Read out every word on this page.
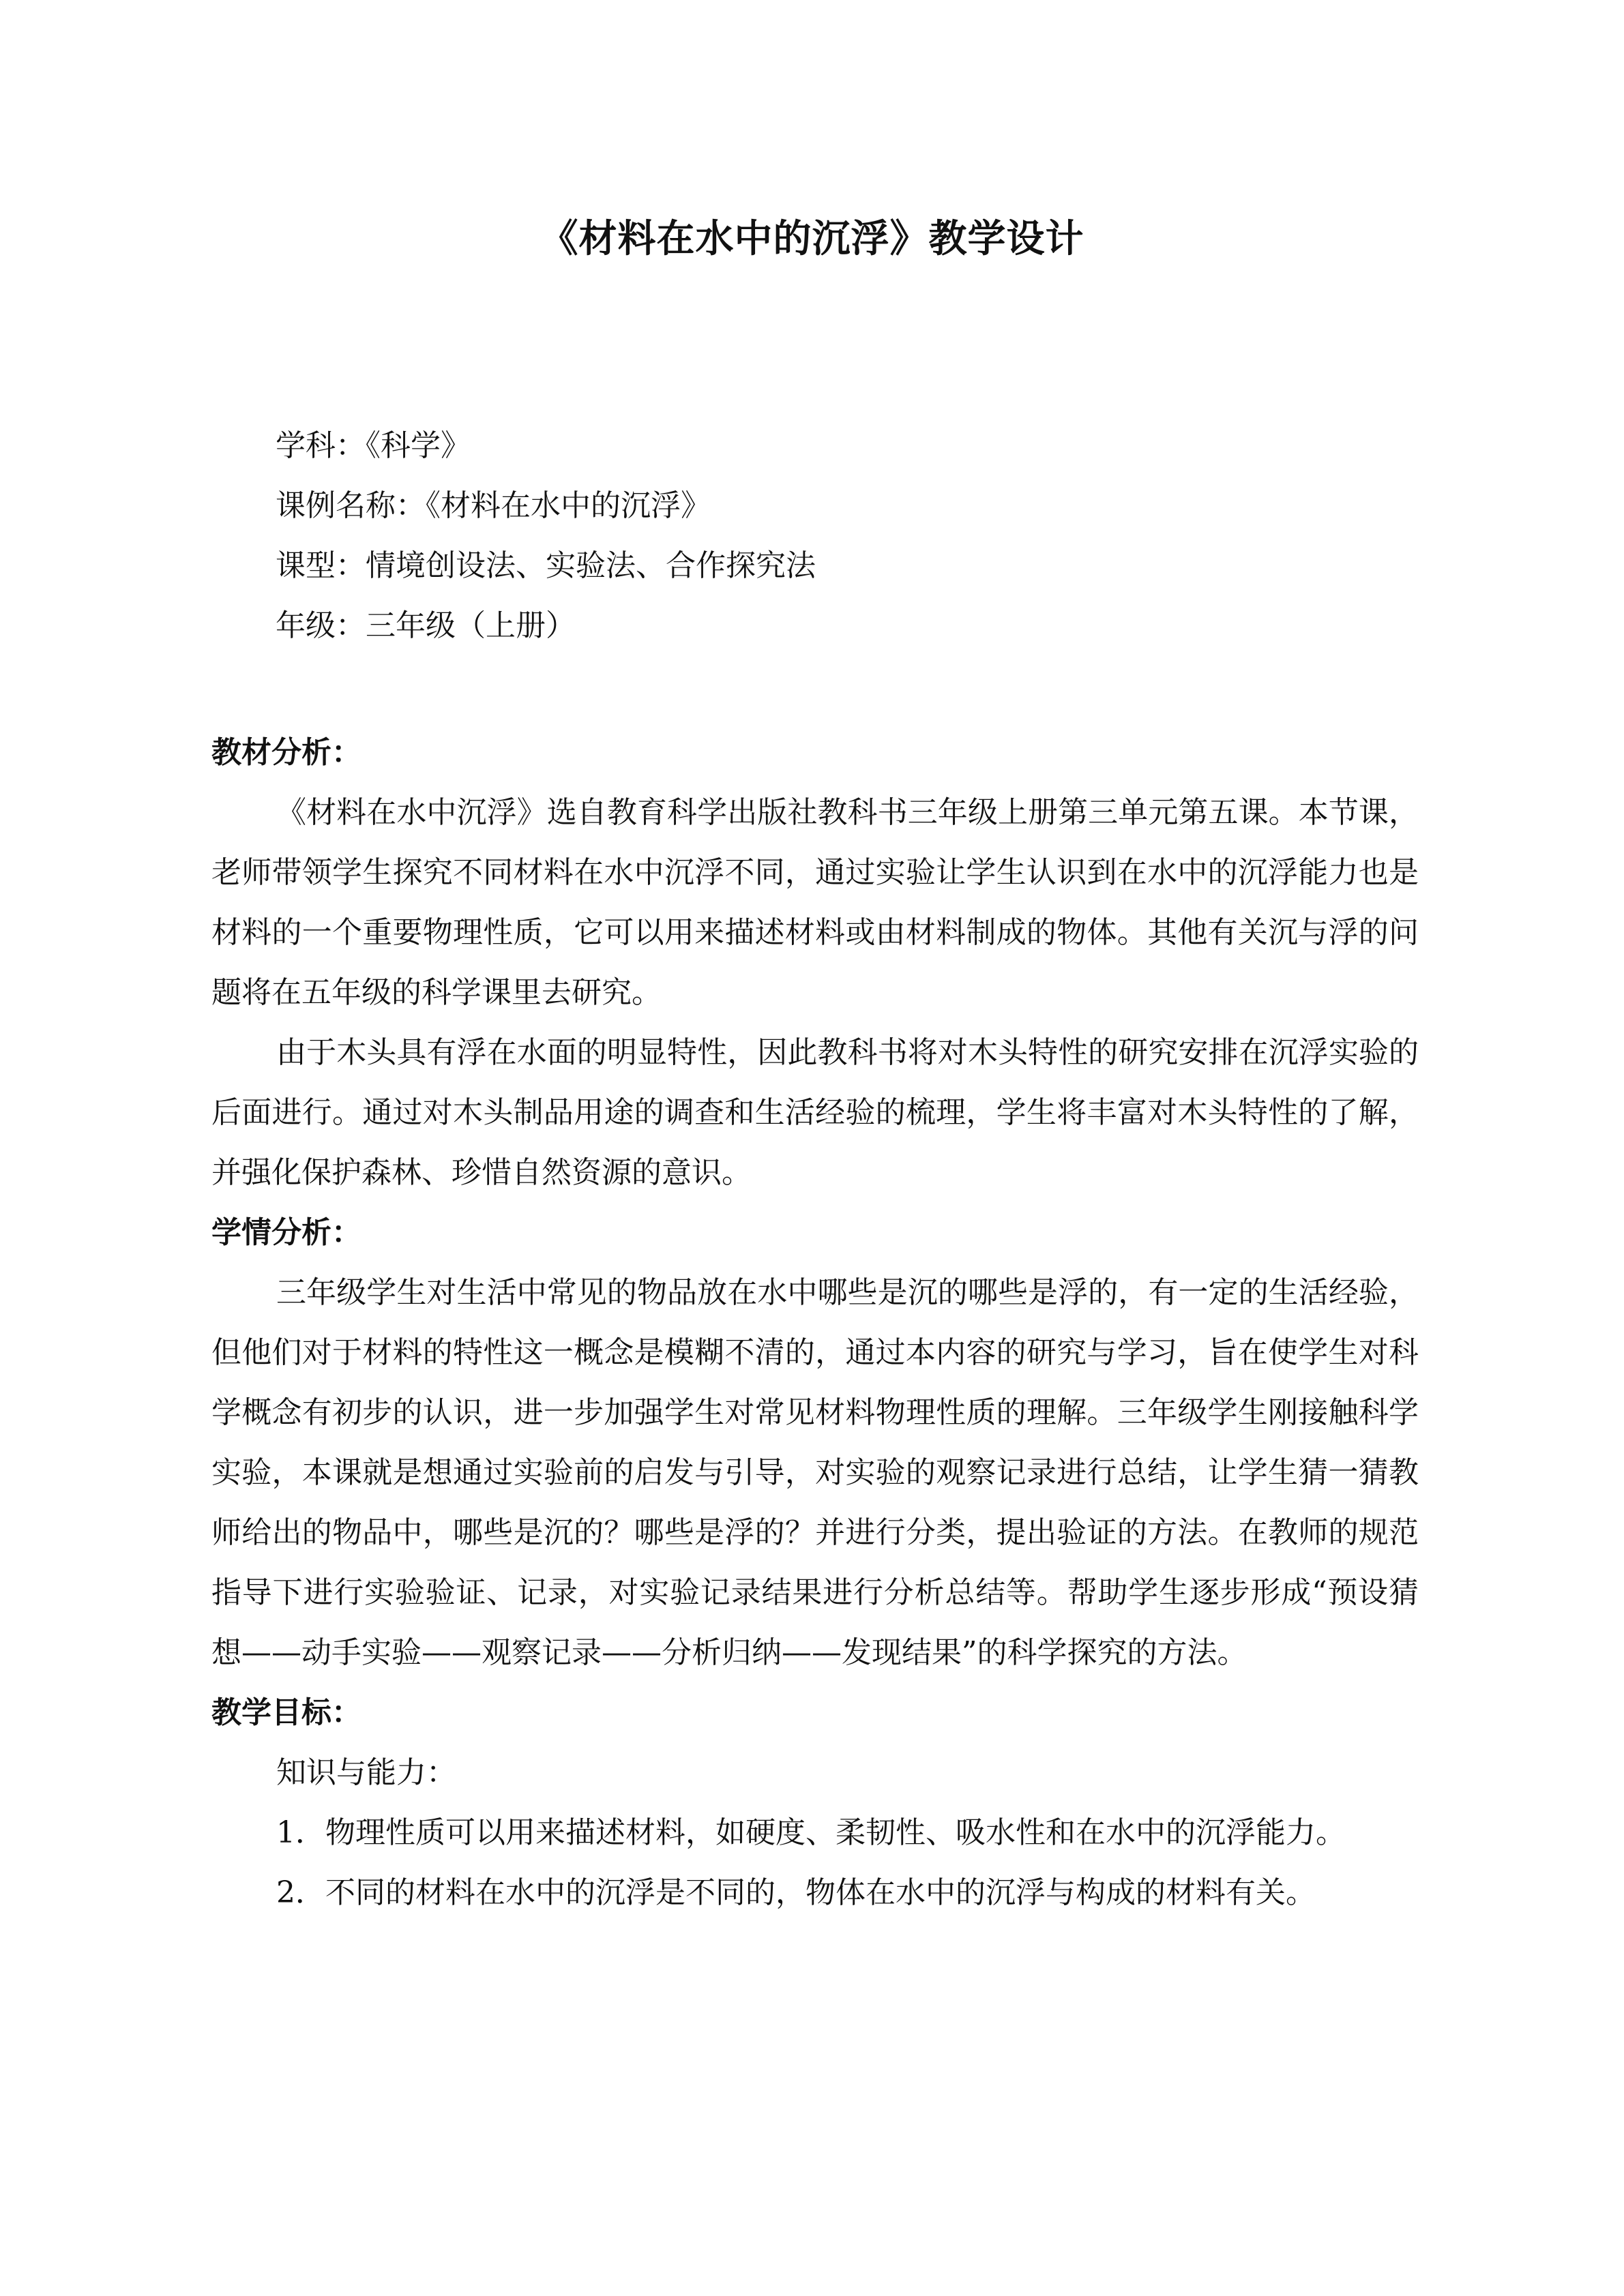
《材料在水中的沉浮》教学设计
学科：《科学》
课例名称：《材料在水中的沉浮》
课型：情境创设法、实验法、合作探究法
年级：三年级（上册）
教材分析：

《材料在水中沉浮》选自教育科学出版社教科书三年级上册第三单元第五课。本节课，老师带领学生探究不同材料在水中沉浮不同，通过实验让学生认识到在水中的沉浮能力也是材料的一个重要物理性质，它可以用来描述材料或由材料制成的物体。其他有关沉与浮的问题将在五年级的科学课里去研究。

由于木头具有浮在水面的明显特性，因此教科书将对木头特性的研究安排在沉浮实验的后面进行。通过对木头制品用途的调查和生活经验的梳理，学生将丰富对木头特性的了解，并强化保护森林、珍惜自然资源的意识。

学情分析：

三年级学生对生活中常见的物品放在水中哪些是沉的哪些是浮的，有一定的生活经验，但他们对于材料的特性这一概念是模糊不清的，通过本内容的研究与学习，旨在使学生对科学概念有初步的认识，进一步加强学生对常见材料物理性质的理解。三年级学生刚接触科学实验，本课就是想通过实验前的启发与引导，对实验的观察记录进行总结，让学生猜一猜教师给出的物品中，哪些是沉的？哪些是浮的？并进行分类，提出验证的方法。在教师的规范指导下进行实验验证、记录，对实验记录结果进行分析总结等。帮助学生逐步形成“预设猜想——动手实验——观察记录——分析归纳——发现结果”的科学探究的方法。

教学目标：
知识与能力：

1．物理性质可以用来描述材料，如硬度、柔韧性、吸水性和在水中的沉浮能力。

2．不同的材料在水中的沉浮是不同的，物体在水中的沉浮与构成的材料有关。
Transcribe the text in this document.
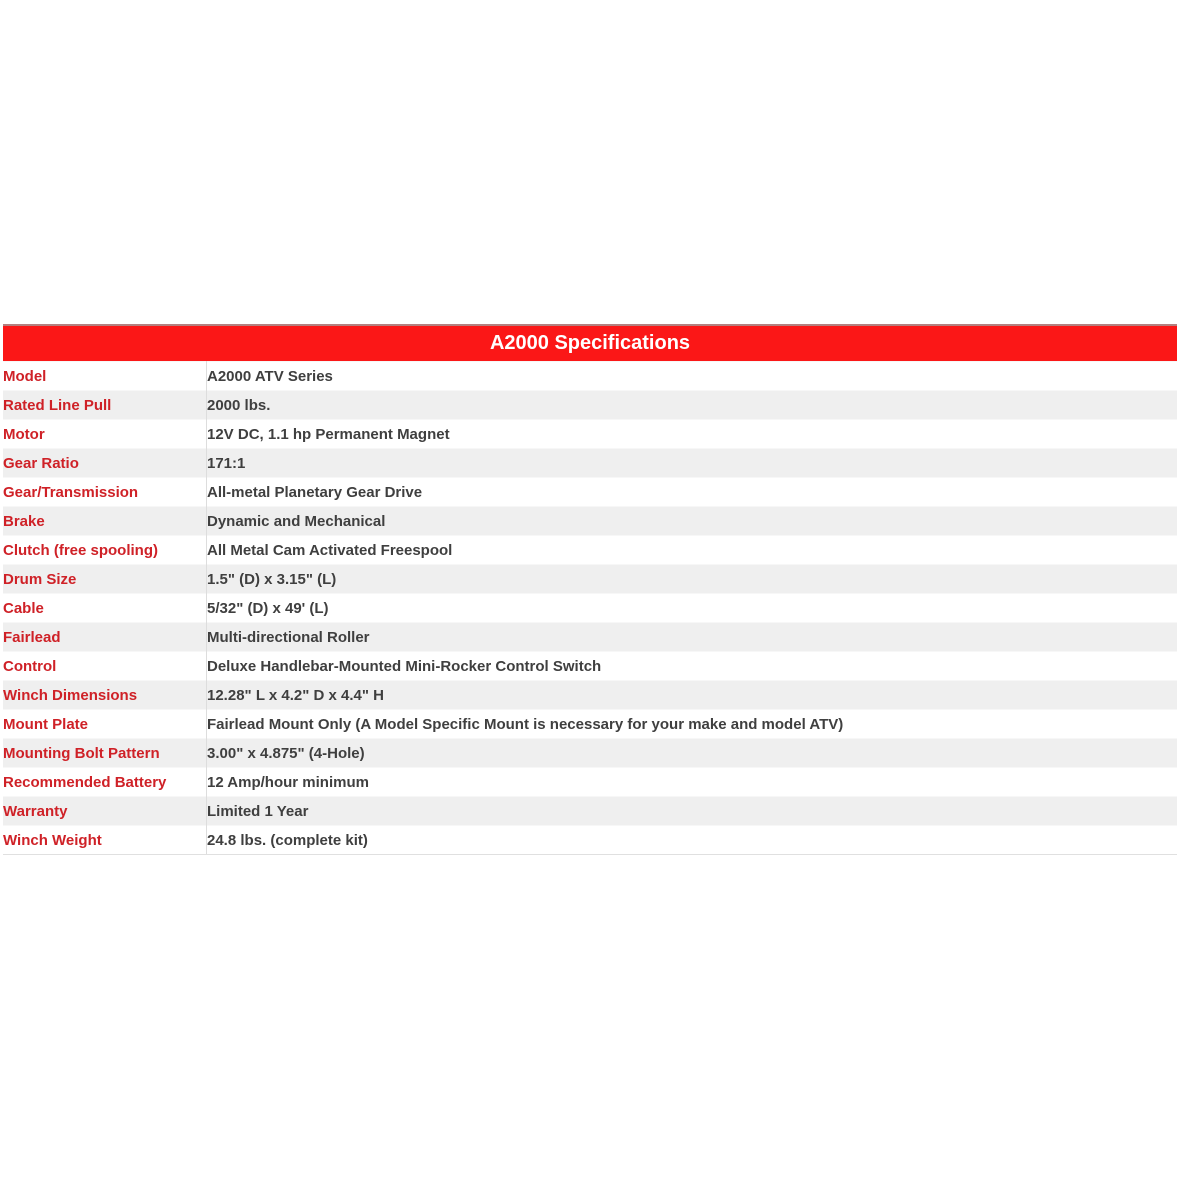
A2000 Specifications
Model	A2000 ATV Series
Rated Line Pull	2000 lbs.
Motor	12V DC, 1.1 hp Permanent Magnet
Gear Ratio	171:1
Gear/Transmission	All-metal Planetary Gear Drive
Brake	Dynamic and Mechanical
Clutch (free spooling)	All Metal Cam Activated Freespool
Drum Size	1.5" (D) x 3.15" (L)
Cable	5/32" (D) x 49' (L)
Fairlead	Multi-directional Roller
Control	Deluxe Handlebar-Mounted Mini-Rocker Control Switch
Winch Dimensions	12.28" L x 4.2" D x 4.4" H
Mount Plate	Fairlead Mount Only (A Model Specific Mount is necessary for your make and model ATV)
Mounting Bolt Pattern	3.00" x 4.875" (4-Hole)
Recommended Battery	12 Amp/hour minimum
Warranty	Limited 1 Year
Winch Weight	24.8 lbs. (complete kit)
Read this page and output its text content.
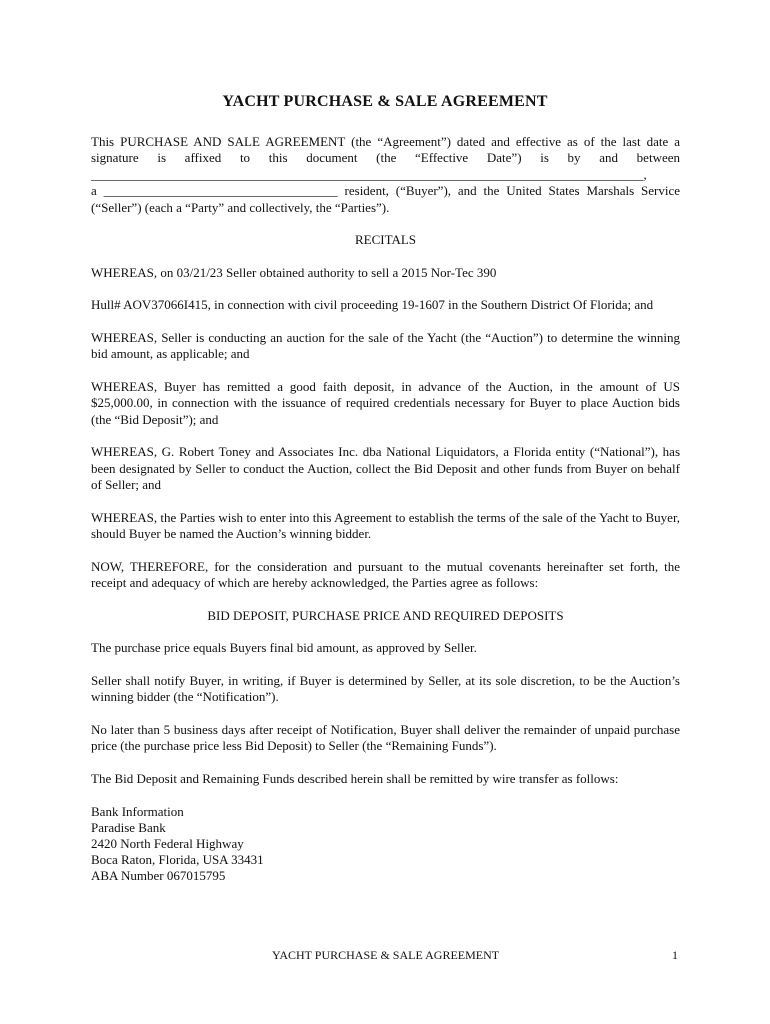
YACHT PURCHASE & SALE AGREEMENT

This PURCHASE AND SALE AGREEMENT (the “Agreement”) dated and effective as of the last date a
signature is affixed to this document (the “Effective Date”) is by and between
_____________________________________________________________________________________,
a ____________________________________ resident, (“Buyer”), and the United States Marshals Service
(“Seller”) (each a “Party” and collectively, the “Parties”).

RECITALS

WHEREAS, on 03/21/23 Seller obtained authority to sell a 2015 Nor-Tec 390

Hull# AOV37066I415, in connection with civil proceeding 19-1607 in the Southern District Of Florida; and

WHEREAS, Seller is conducting an auction for the sale of the Yacht (the “Auction”) to determine the winning bid amount, as applicable; and

WHEREAS, Buyer has remitted a good faith deposit, in advance of the Auction, in the amount of US $25,000.00, in connection with the issuance of required credentials necessary for Buyer to place Auction bids (the “Bid Deposit”); and

WHEREAS, G. Robert Toney and Associates Inc. dba National Liquidators, a Florida entity (“National”), has been designated by Seller to conduct the Auction, collect the Bid Deposit and other funds from Buyer on behalf of Seller; and

WHEREAS, the Parties wish to enter into this Agreement to establish the terms of the sale of the Yacht to Buyer, should Buyer be named the Auction’s winning bidder.

NOW, THEREFORE, for the consideration and pursuant to the mutual covenants hereinafter set forth, the receipt and adequacy of which are hereby acknowledged, the Parties agree as follows:

BID DEPOSIT, PURCHASE PRICE AND REQUIRED DEPOSITS

The purchase price equals Buyers final bid amount, as approved by Seller.

Seller shall notify Buyer, in writing, if Buyer is determined by Seller, at its sole discretion, to be the Auction’s winning bidder (the “Notification”).

No later than 5 business days after receipt of Notification, Buyer shall deliver the remainder of unpaid purchase price (the purchase price less Bid Deposit) to Seller (the “Remaining Funds”).

The Bid Deposit and Remaining Funds described herein shall be remitted by wire transfer as follows:

Bank Information
Paradise Bank
2420 North Federal Highway
Boca Raton, Florida, USA 33431
ABA Number 067015795
YACHT PURCHASE & SALE AGREEMENT	1
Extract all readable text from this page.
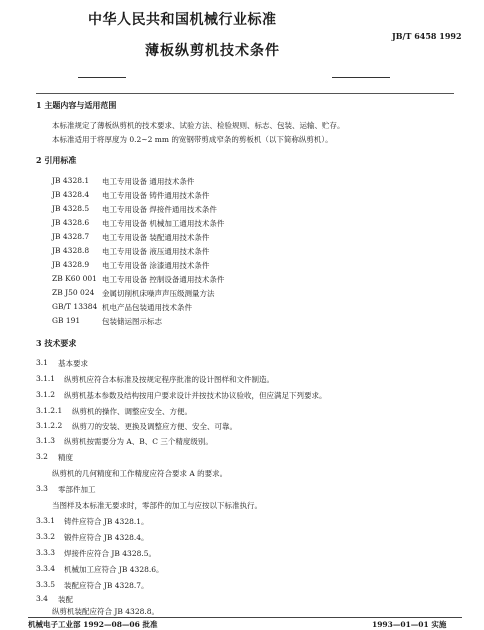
中华人民共和国机械行业标准
JB/T 6458 1992
薄板纵剪机技术条件
1 主题内容与适用范围
本标准规定了薄板纵剪机的技术要求、试验方法、检验规则、标志、包装、运输、贮存。
本标准适用于将厚度为 0.2~2 mm 的宽钢带剪成窄条的剪板机（以下简称纵剪机）。
2 引用标准
JB 4328.1 电工专用设备 通用技术条件
JB 4328.4 电工专用设备 铸件通用技术条件
JB 4328.5 电工专用设备 焊接件通用技术条件
JB 4328.6 电工专用设备 机械加工通用技术条件
JB 4328.7 电工专用设备 装配通用技术条件
JB 4328.8 电工专用设备 液压通用技术条件
JB 4328.9 电工专用设备 涂漆通用技术条件
ZB K60 001 电工专用设备 控制设备通用技术条件
ZB J50 024 金属切削机床噪声声压级测量方法
GB/T 13384 机电产品包装通用技术条件
GB 191	包装储运图示标志
3 技术要求
3.1 基本要求
3.1.1 纵剪机应符合本标准及按规定程序批准的设计图样和文件制造。
3.1.2 纵剪机基本参数及结构按用户要求设计并按技术协议验收，但应满足下列要求。
3.1.2.1 纵剪机的操作、调整应安全、方便。
3.1.2.2 纵剪刀的安装、更换及调整应方便、安全、可靠。
3.1.3 纵剪机按需要分为 A、B、C 三个精度级别。
3.2 精度
纵剪机的几何精度和工作精度应符合要求 A 的要求。
3.3 零部件加工
当图样及本标准无要求时，零部件的加工与应按以下标准执行。
3.3.1 铸件应符合 JB 4328.1。
3.3.2 锻件应符合 JB 4328.4。
3.3.3 焊接件应符合 JB 4328.5。
3.3.4 机械加工应符合 JB 4328.6。
3.3.5 装配应符合 JB 4328.7。
3.4 装配
纵剪机装配应符合 JB 4328.8。
机械电子工业部 1992—08—06 批准	1993—01—01 实施
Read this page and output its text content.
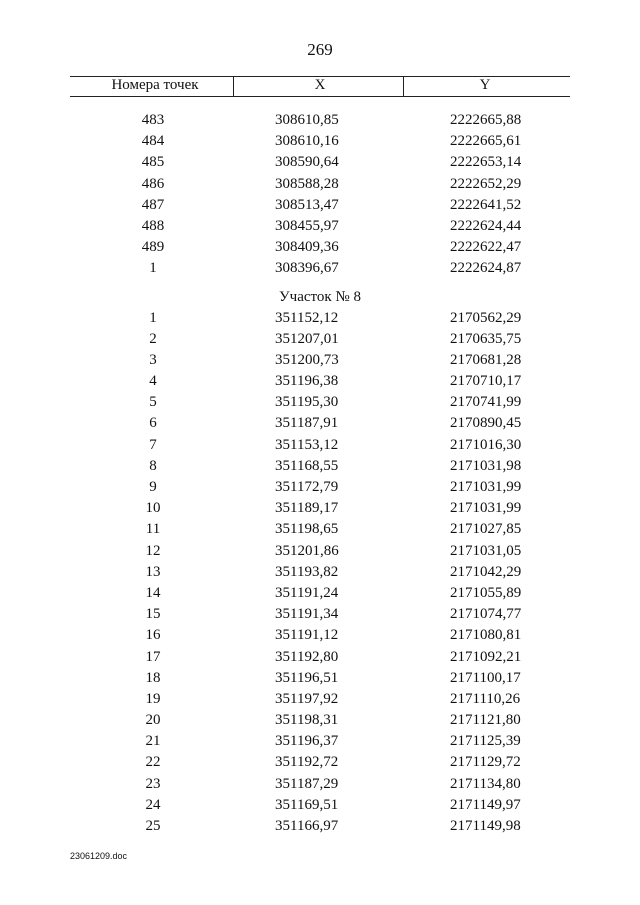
269
Номера точек	X	Y
483	308610,85	2222665,88
484	308610,16	2222665,61
485	308590,64	2222653,14
486	308588,28	2222652,29
487	308513,47	2222641,52
488	308455,97	2222624,44
489	308409,36	2222622,47
1	308396,67	2222624,87
Участок № 8
1	351152,12	2170562,29
2	351207,01	2170635,75
3	351200,73	2170681,28
4	351196,38	2170710,17
5	351195,30	2170741,99
6	351187,91	2170890,45
7	351153,12	2171016,30
8	351168,55	2171031,98
9	351172,79	2171031,99
10	351189,17	2171031,99
11	351198,65	2171027,85
12	351201,86	2171031,05
13	351193,82	2171042,29
14	351191,24	2171055,89
15	351191,34	2171074,77
16	351191,12	2171080,81
17	351192,80	2171092,21
18	351196,51	2171100,17
19	351197,92	2171110,26
20	351198,31	2171121,80
21	351196,37	2171125,39
22	351192,72	2171129,72
23	351187,29	2171134,80
24	351169,51	2171149,97
25	351166,97	2171149,98
23061209.doc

○ ○ ○

• _The problem_
Copy out every line of the listing that includes the string "amount".

• _Output_
WHEREAS, Seller is conducting an auction for the sale of the Yacht (the “Auction”) to determine the winning bid amount, as applicable; and
WHEREAS, Buyer has remitted a good faith deposit, in advance of the Auction, in the amount of US $25,000.00, in connection with the issuance of required credentials necessary for Buyer to place Auction bids (the “Bid Deposit”); and
The purchase price equals Buyers final bid amount, as approved by Seller.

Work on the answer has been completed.